▶ **Extrait du texte**:
Ignacio Cembrero, El Confidencial, 23/09/2025
Traduit par Tafsut
Aït Baâmrane
Un tribunal néerlandais demande à Yassine Mansouri, chef des services secrets extérieurs du Maroc, de comparaître au procès de l’un de ses agents infiltrés depuis des années dans l’agence de lutte antiterroriste des Pays-Bas
Yassine
Mansouri, chef de la DGED
Chaque année, de nouvelles activités et ramifications de l’espionnage marocain en Europe, sauf en Espagne, sont révélées au grand jour. C’est celui qui fait le plus de gros titres dans la presse du Vieux Continent après celui de la Russie, un pays considéré comme ennemi de l’OTAN et de l’Union européenne.

▶ **Contenu des données**:
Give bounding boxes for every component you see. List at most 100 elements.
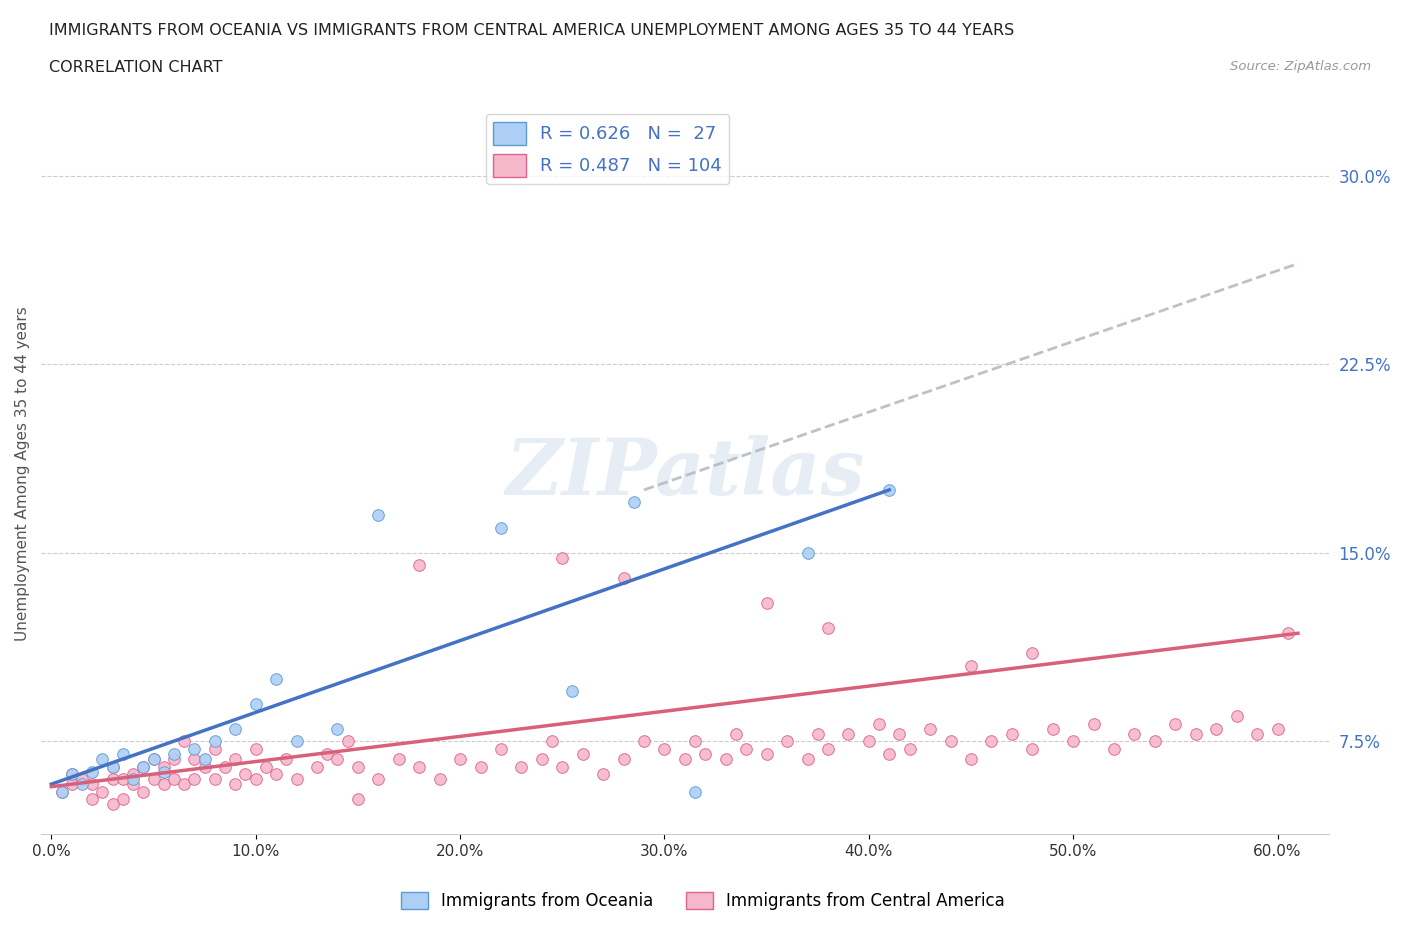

▶ **Questions et consignes**:
#1 D'après l'extrait sur l'espionnage marocain, qui un tribunal néerlandais demande-t-il de faire comparaître ?
#2 Extrayez de l'extrait sur l'espionnage marocain tout ce qui va de « Ignacio Cembrero, El » jusqu'à « de l’Union européenne. ».
Les données forment un ensemble distinct de l'extrait sur l'espionnage marocain.

▶ **Réponses**:
#1 Yassine Mansouri, chef des services secrets extérieurs du Maroc.

#2
Ignacio Cembrero, El Confidencial, 23/09/2025
Traduit par Tafsut
Aït Baâmrane
Un tribunal néerlandais demande à Yassine Mansouri, chef des services secrets extérieurs du Maroc, de comparaître au procès de l’un de ses agents infiltrés depuis des années dans l’agence de lutte antiterroriste des Pays-Bas
Yassine
Mansouri, chef de la DGED
Chaque année, de nouvelles activités et ramifications de l’espionnage marocain en Europe, sauf en Espagne, sont révélées au grand jour. C’est celui qui fait le plus de gros titres dans la presse du Vieux Continent après celui de la Russie, un pays considéré comme ennemi de l’OTAN et de l’Union européenne.